● Task requirements
Write out the entries below once more, exactly.

● Exercise data
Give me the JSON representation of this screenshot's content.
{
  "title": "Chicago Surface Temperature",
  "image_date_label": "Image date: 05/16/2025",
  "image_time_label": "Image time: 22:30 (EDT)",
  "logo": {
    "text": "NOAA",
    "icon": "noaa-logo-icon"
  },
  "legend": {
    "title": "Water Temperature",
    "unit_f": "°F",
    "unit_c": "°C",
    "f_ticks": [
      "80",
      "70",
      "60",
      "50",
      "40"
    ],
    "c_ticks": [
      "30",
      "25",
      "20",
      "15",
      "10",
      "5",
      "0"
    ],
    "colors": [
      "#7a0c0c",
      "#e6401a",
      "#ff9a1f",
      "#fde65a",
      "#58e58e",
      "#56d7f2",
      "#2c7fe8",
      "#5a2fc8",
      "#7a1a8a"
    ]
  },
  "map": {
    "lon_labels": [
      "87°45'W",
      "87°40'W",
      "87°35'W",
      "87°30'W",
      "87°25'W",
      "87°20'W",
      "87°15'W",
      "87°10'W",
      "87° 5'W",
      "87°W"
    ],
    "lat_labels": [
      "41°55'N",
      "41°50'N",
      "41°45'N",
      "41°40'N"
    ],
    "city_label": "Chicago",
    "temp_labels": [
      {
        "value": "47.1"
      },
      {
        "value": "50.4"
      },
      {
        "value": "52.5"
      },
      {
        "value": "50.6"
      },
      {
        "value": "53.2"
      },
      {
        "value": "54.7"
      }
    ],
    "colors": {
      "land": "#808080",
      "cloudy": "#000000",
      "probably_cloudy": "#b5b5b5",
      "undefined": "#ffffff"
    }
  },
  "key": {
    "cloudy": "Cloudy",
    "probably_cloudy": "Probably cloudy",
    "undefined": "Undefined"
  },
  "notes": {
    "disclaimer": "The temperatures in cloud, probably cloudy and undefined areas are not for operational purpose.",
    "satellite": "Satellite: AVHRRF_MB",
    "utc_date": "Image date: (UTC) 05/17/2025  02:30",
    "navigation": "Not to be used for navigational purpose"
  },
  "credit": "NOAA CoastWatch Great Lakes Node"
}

● The result
Give me the JSON representation of this screenshot's content.
{
  "title": "Chicago Surface Temperature",
  "image_date_label": "Image date: 05/16/2025",
  "image_time_label": "Image time: 22:30 (EDT)",
  "logo": {
    "text": "NOAA",
    "icon": "noaa-logo-icon"
  },
  "legend": {
    "title": "Water Temperature",
    "unit_f": "°F",
    "unit_c": "°C",
    "f_ticks": [
      "80",
      "70",
      "60",
      "50",
      "40"
    ],
    "c_ticks": [
      "30",
      "25",
      "20",
      "15",
      "10",
      "5",
      "0"
    ],
    "colors": [
      "#7a0c0c",
      "#e6401a",
      "#ff9a1f",
      "#fde65a",
      "#58e58e",
      "#56d7f2",
      "#2c7fe8",
      "#5a2fc8",
      "#7a1a8a"
    ]
  },
  "map": {
    "lon_labels": [
      "87°45'W",
      "87°40'W",
      "87°35'W",
      "87°30'W",
      "87°25'W",
      "87°20'W",
      "87°15'W",
      "87°10'W",
      "87° 5'W",
      "87°W"
    ],
    "lat_labels": [
      "41°55'N",
      "41°50'N",
      "41°45'N",
      "41°40'N"
    ],
    "city_label": "Chicago",
    "temp_labels": [
      {
        "value": "47.1"
      },
      {
        "value": "50.4"
      },
      {
        "value": "52.5"
      },
      {
        "value": "50.6"
      },
      {
        "value": "53.2"
      },
      {
        "value": "54.7"
      }
    ],
    "colors": {
      "land": "#808080",
      "cloudy": "#000000",
      "probably_cloudy": "#b5b5b5",
      "undefined": "#ffffff"
    }
  },
  "key": {
    "cloudy": "Cloudy",
    "probably_cloudy": "Probably cloudy",
    "undefined": "Undefined"
  },
  "notes": {
    "disclaimer": "The temperatures in cloud, probably cloudy and undefined areas are not for operational purpose.",
    "satellite": "Satellite: AVHRRF_MB",
    "utc_date": "Image date: (UTC) 05/17/2025  02:30",
    "navigation": "Not to be used for navigational purpose"
  },
  "credit": "NOAA CoastWatch Great Lakes Node"
}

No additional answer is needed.